→ Request: From the material below, list every line containing "name".

→ Records for the task:
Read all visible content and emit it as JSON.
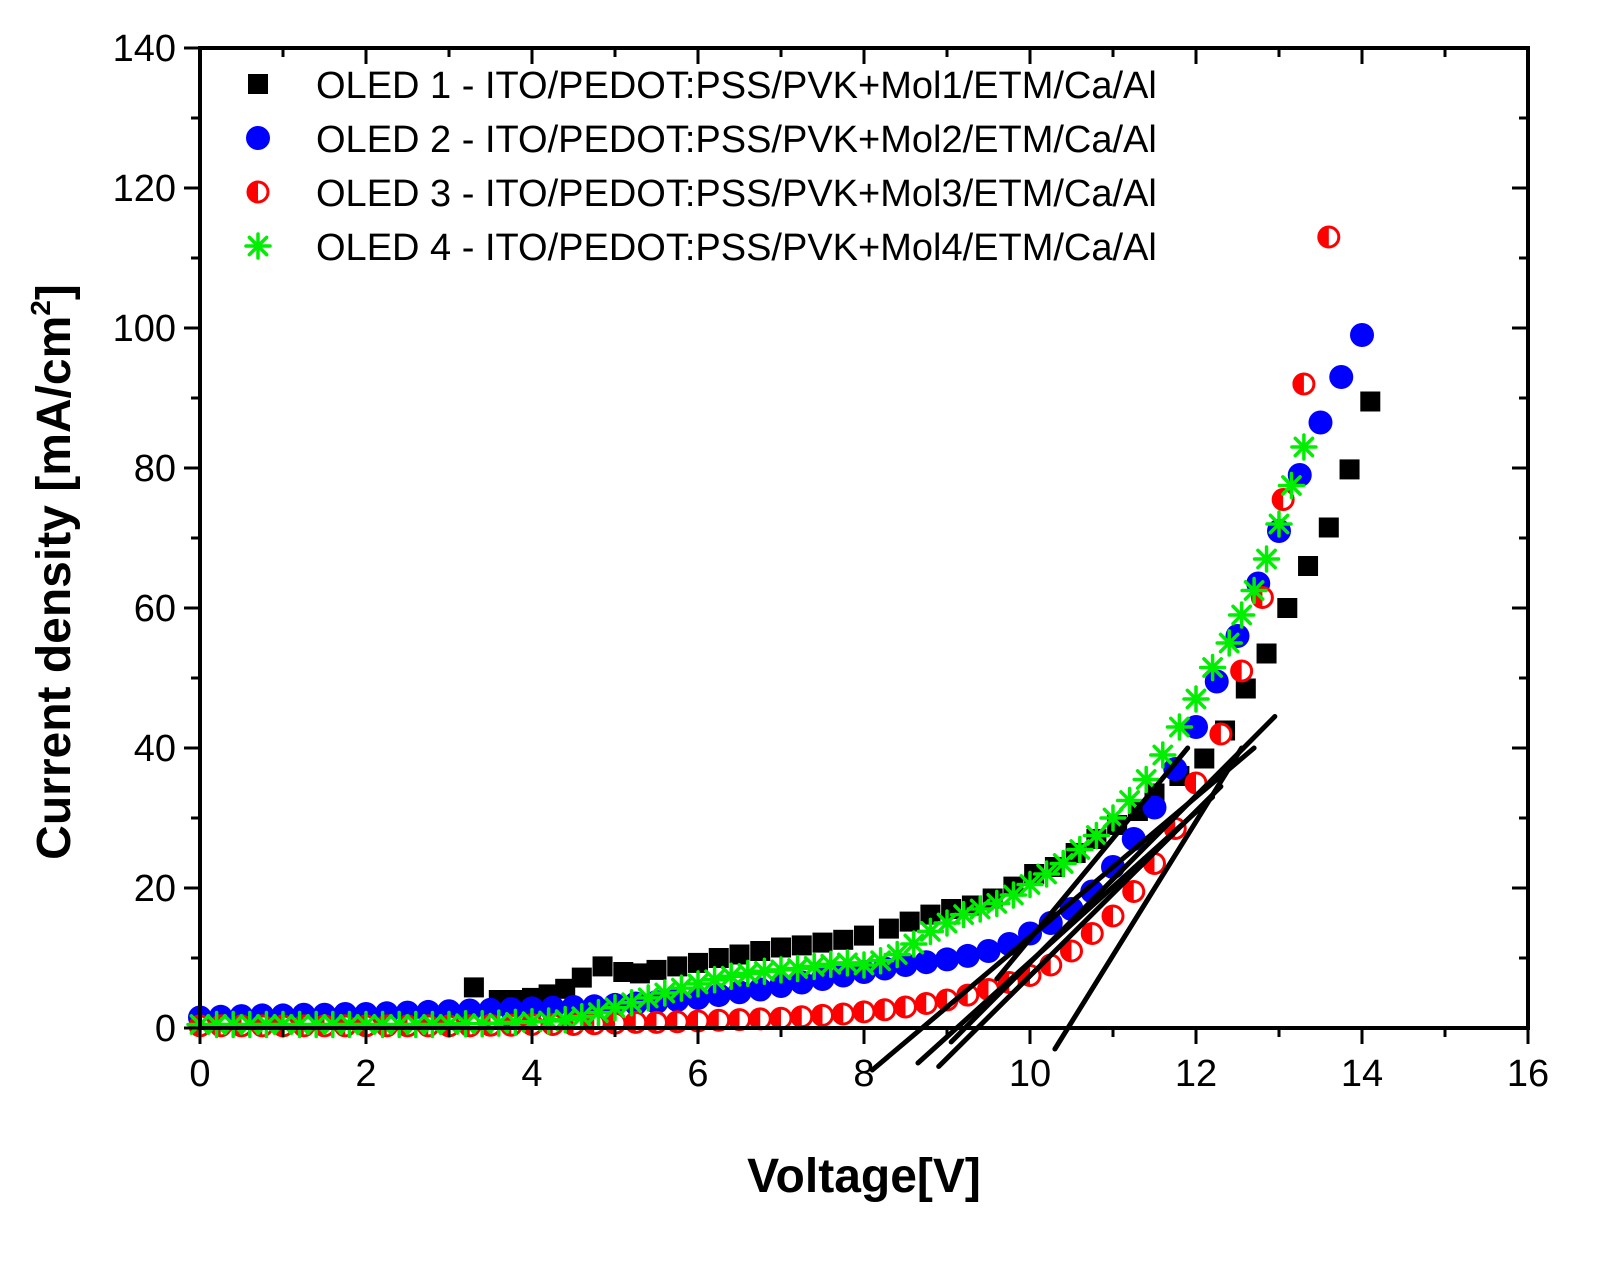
{
  "chart_data": {
    "type": "scatter",
    "title": "",
    "xlabel": "Voltage[V]",
    "ylabel": "Current density [mA/cm",
    "ylabel_superscript": "2",
    "ylabel_suffix": "]",
    "xlim": [
      0,
      16
    ],
    "ylim": [
      0,
      140
    ],
    "x_ticks": [
      0,
      2,
      4,
      6,
      8,
      10,
      12,
      14,
      16
    ],
    "y_ticks": [
      0,
      20,
      40,
      60,
      80,
      100,
      120,
      140
    ],
    "grid": false,
    "legend_position": "top-left",
    "series": [
      {
        "name": "OLED 1 - ITO/PEDOT:PSS/PVK+Mol1/ETM/Ca/Al",
        "marker": "square",
        "color": "#000000",
        "points": [
          [
            3.3,
            5.8
          ],
          [
            3.6,
            4.0
          ],
          [
            3.8,
            4.0
          ],
          [
            4.0,
            4.3
          ],
          [
            4.2,
            4.8
          ],
          [
            4.4,
            5.6
          ],
          [
            4.6,
            7.2
          ],
          [
            4.85,
            8.8
          ],
          [
            5.1,
            8.0
          ],
          [
            5.3,
            7.8
          ],
          [
            5.5,
            8.3
          ],
          [
            5.75,
            8.8
          ],
          [
            6.0,
            9.3
          ],
          [
            6.25,
            10.0
          ],
          [
            6.5,
            10.5
          ],
          [
            6.75,
            11.0
          ],
          [
            7.0,
            11.5
          ],
          [
            7.25,
            11.8
          ],
          [
            7.5,
            12.2
          ],
          [
            7.75,
            12.6
          ],
          [
            8.0,
            13.2
          ],
          [
            8.3,
            14.2
          ],
          [
            8.55,
            15.2
          ],
          [
            8.8,
            16.2
          ],
          [
            9.05,
            17.0
          ],
          [
            9.3,
            17.5
          ],
          [
            9.55,
            18.5
          ],
          [
            9.8,
            20.2
          ],
          [
            10.05,
            22.0
          ],
          [
            10.3,
            23.0
          ],
          [
            10.55,
            25.0
          ],
          [
            10.8,
            27.0
          ],
          [
            11.05,
            29.0
          ],
          [
            11.3,
            31.0
          ],
          [
            11.5,
            33.5
          ],
          [
            11.8,
            36.0
          ],
          [
            12.1,
            38.5
          ],
          [
            12.35,
            42.5
          ],
          [
            12.6,
            48.5
          ],
          [
            12.85,
            53.5
          ],
          [
            13.1,
            60.0
          ],
          [
            13.35,
            66.0
          ],
          [
            13.6,
            71.5
          ],
          [
            13.85,
            79.8
          ],
          [
            14.1,
            89.5
          ]
        ]
      },
      {
        "name": "OLED 2 - ITO/PEDOT:PSS/PVK+Mol2/ETM/Ca/Al",
        "marker": "circle",
        "color": "#0000ff",
        "points": [
          [
            0.0,
            1.5
          ],
          [
            0.25,
            1.6
          ],
          [
            0.5,
            1.7
          ],
          [
            0.75,
            1.8
          ],
          [
            1.0,
            1.8
          ],
          [
            1.25,
            1.9
          ],
          [
            1.5,
            1.9
          ],
          [
            1.75,
            2.0
          ],
          [
            2.0,
            2.0
          ],
          [
            2.25,
            2.1
          ],
          [
            2.5,
            2.2
          ],
          [
            2.75,
            2.3
          ],
          [
            3.0,
            2.4
          ],
          [
            3.25,
            2.5
          ],
          [
            3.5,
            2.6
          ],
          [
            3.75,
            2.7
          ],
          [
            4.0,
            2.8
          ],
          [
            4.25,
            2.9
          ],
          [
            4.5,
            3.0
          ],
          [
            4.75,
            3.1
          ],
          [
            5.0,
            3.3
          ],
          [
            5.25,
            3.5
          ],
          [
            5.5,
            3.7
          ],
          [
            5.75,
            4.0
          ],
          [
            6.0,
            4.3
          ],
          [
            6.25,
            4.7
          ],
          [
            6.5,
            5.1
          ],
          [
            6.75,
            5.5
          ],
          [
            7.0,
            6.0
          ],
          [
            7.25,
            6.5
          ],
          [
            7.5,
            7.0
          ],
          [
            7.75,
            7.5
          ],
          [
            8.0,
            8.0
          ],
          [
            8.25,
            8.5
          ],
          [
            8.5,
            9.0
          ],
          [
            8.75,
            9.4
          ],
          [
            9.0,
            9.8
          ],
          [
            9.25,
            10.3
          ],
          [
            9.5,
            11.0
          ],
          [
            9.75,
            12.0
          ],
          [
            10.0,
            13.5
          ],
          [
            10.25,
            15.0
          ],
          [
            10.5,
            17.0
          ],
          [
            10.75,
            19.5
          ],
          [
            11.0,
            23.0
          ],
          [
            11.25,
            27.0
          ],
          [
            11.5,
            31.5
          ],
          [
            11.75,
            37.0
          ],
          [
            12.0,
            43.0
          ],
          [
            12.25,
            49.5
          ],
          [
            12.5,
            56.0
          ],
          [
            12.75,
            63.5
          ],
          [
            13.0,
            71.0
          ],
          [
            13.25,
            79.0
          ],
          [
            13.5,
            86.5
          ],
          [
            13.75,
            93.0
          ],
          [
            14.0,
            99.0
          ]
        ]
      },
      {
        "name": "OLED 3 - ITO/PEDOT:PSS/PVK+Mol3/ETM/Ca/Al",
        "marker": "half-circle",
        "color": "#ff0000",
        "points": [
          [
            0.0,
            0.3
          ],
          [
            0.25,
            0.3
          ],
          [
            0.5,
            0.3
          ],
          [
            0.75,
            0.3
          ],
          [
            1.0,
            0.3
          ],
          [
            1.25,
            0.3
          ],
          [
            1.5,
            0.3
          ],
          [
            1.75,
            0.3
          ],
          [
            2.0,
            0.3
          ],
          [
            2.25,
            0.3
          ],
          [
            2.5,
            0.3
          ],
          [
            2.75,
            0.3
          ],
          [
            3.0,
            0.3
          ],
          [
            3.25,
            0.3
          ],
          [
            3.5,
            0.4
          ],
          [
            3.75,
            0.4
          ],
          [
            4.0,
            0.5
          ],
          [
            4.25,
            0.5
          ],
          [
            4.5,
            0.5
          ],
          [
            4.75,
            0.6
          ],
          [
            5.0,
            0.7
          ],
          [
            5.25,
            0.8
          ],
          [
            5.5,
            0.8
          ],
          [
            5.75,
            0.9
          ],
          [
            6.0,
            1.0
          ],
          [
            6.25,
            1.1
          ],
          [
            6.5,
            1.2
          ],
          [
            6.75,
            1.3
          ],
          [
            7.0,
            1.4
          ],
          [
            7.25,
            1.6
          ],
          [
            7.5,
            1.8
          ],
          [
            7.75,
            2.0
          ],
          [
            8.0,
            2.3
          ],
          [
            8.25,
            2.6
          ],
          [
            8.5,
            3.0
          ],
          [
            8.75,
            3.5
          ],
          [
            9.0,
            4.0
          ],
          [
            9.25,
            4.7
          ],
          [
            9.5,
            5.5
          ],
          [
            9.75,
            6.5
          ],
          [
            10.0,
            7.5
          ],
          [
            10.25,
            9.0
          ],
          [
            10.5,
            11.0
          ],
          [
            10.75,
            13.5
          ],
          [
            11.0,
            16.0
          ],
          [
            11.25,
            19.5
          ],
          [
            11.5,
            23.5
          ],
          [
            11.75,
            28.5
          ],
          [
            12.0,
            35.0
          ],
          [
            12.3,
            42.0
          ],
          [
            12.55,
            51.0
          ],
          [
            12.8,
            61.5
          ],
          [
            13.05,
            75.5
          ],
          [
            13.3,
            92.0
          ],
          [
            13.6,
            113.0
          ]
        ]
      },
      {
        "name": "OLED 4 - ITO/PEDOT:PSS/PVK+Mol4/ETM/Ca/Al",
        "marker": "asterisk",
        "color": "#00ee00",
        "points": [
          [
            0.0,
            0.5
          ],
          [
            0.2,
            0.5
          ],
          [
            0.4,
            0.5
          ],
          [
            0.6,
            0.5
          ],
          [
            0.8,
            0.5
          ],
          [
            1.0,
            0.5
          ],
          [
            1.2,
            0.5
          ],
          [
            1.4,
            0.5
          ],
          [
            1.6,
            0.5
          ],
          [
            1.8,
            0.5
          ],
          [
            2.0,
            0.5
          ],
          [
            2.2,
            0.5
          ],
          [
            2.4,
            0.5
          ],
          [
            2.6,
            0.5
          ],
          [
            2.8,
            0.5
          ],
          [
            3.0,
            0.5
          ],
          [
            3.2,
            0.6
          ],
          [
            3.4,
            0.6
          ],
          [
            3.6,
            0.7
          ],
          [
            3.8,
            0.8
          ],
          [
            4.0,
            0.9
          ],
          [
            4.2,
            1.0
          ],
          [
            4.4,
            1.2
          ],
          [
            4.6,
            1.6
          ],
          [
            4.8,
            2.2
          ],
          [
            5.0,
            2.9
          ],
          [
            5.2,
            3.6
          ],
          [
            5.4,
            4.3
          ],
          [
            5.6,
            5.0
          ],
          [
            5.8,
            5.7
          ],
          [
            6.0,
            6.3
          ],
          [
            6.2,
            6.9
          ],
          [
            6.4,
            7.4
          ],
          [
            6.6,
            7.8
          ],
          [
            6.8,
            8.1
          ],
          [
            7.0,
            8.3
          ],
          [
            7.2,
            8.5
          ],
          [
            7.4,
            8.8
          ],
          [
            7.6,
            9.1
          ],
          [
            7.8,
            9.3
          ],
          [
            8.0,
            9.0
          ],
          [
            8.2,
            9.6
          ],
          [
            8.4,
            10.5
          ],
          [
            8.6,
            12.0
          ],
          [
            8.8,
            13.8
          ],
          [
            9.0,
            15.0
          ],
          [
            9.2,
            16.2
          ],
          [
            9.4,
            17.0
          ],
          [
            9.6,
            17.8
          ],
          [
            9.8,
            19.0
          ],
          [
            10.0,
            20.5
          ],
          [
            10.2,
            22.0
          ],
          [
            10.4,
            23.5
          ],
          [
            10.6,
            25.5
          ],
          [
            10.8,
            27.5
          ],
          [
            11.0,
            30.0
          ],
          [
            11.2,
            32.5
          ],
          [
            11.4,
            35.5
          ],
          [
            11.6,
            39.0
          ],
          [
            11.8,
            43.0
          ],
          [
            12.0,
            47.0
          ],
          [
            12.2,
            51.5
          ],
          [
            12.4,
            55.0
          ],
          [
            12.55,
            59.0
          ],
          [
            12.7,
            62.5
          ],
          [
            12.85,
            67.0
          ],
          [
            13.0,
            72.0
          ],
          [
            13.15,
            77.5
          ],
          [
            13.3,
            83.0
          ]
        ]
      }
    ],
    "fit_lines": [
      [
        [
          8.1,
          -6.0
        ],
        [
          12.7,
          40.0
        ]
      ],
      [
        [
          8.65,
          -5.0
        ],
        [
          12.2,
          33.0
        ]
      ],
      [
        [
          8.9,
          -5.5
        ],
        [
          12.3,
          34.5
        ]
      ],
      [
        [
          9.05,
          -2.0
        ],
        [
          12.95,
          44.5
        ]
      ],
      [
        [
          9.6,
          7.0
        ],
        [
          11.9,
          40.0
        ]
      ],
      [
        [
          10.3,
          -3.0
        ],
        [
          12.55,
          40.0
        ]
      ]
    ]
  }
}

→ Finished answer:
        "name": "OLED 1 - ITO/PEDOT:PSS/PVK+Mol1/ETM/Ca/Al",
        "name": "OLED 2 - ITO/PEDOT:PSS/PVK+Mol2/ETM/Ca/Al",
        "name": "OLED 3 - ITO/PEDOT:PSS/PVK+Mol3/ETM/Ca/Al",
        "name": "OLED 4 - ITO/PEDOT:PSS/PVK+Mol4/ETM/Ca/Al",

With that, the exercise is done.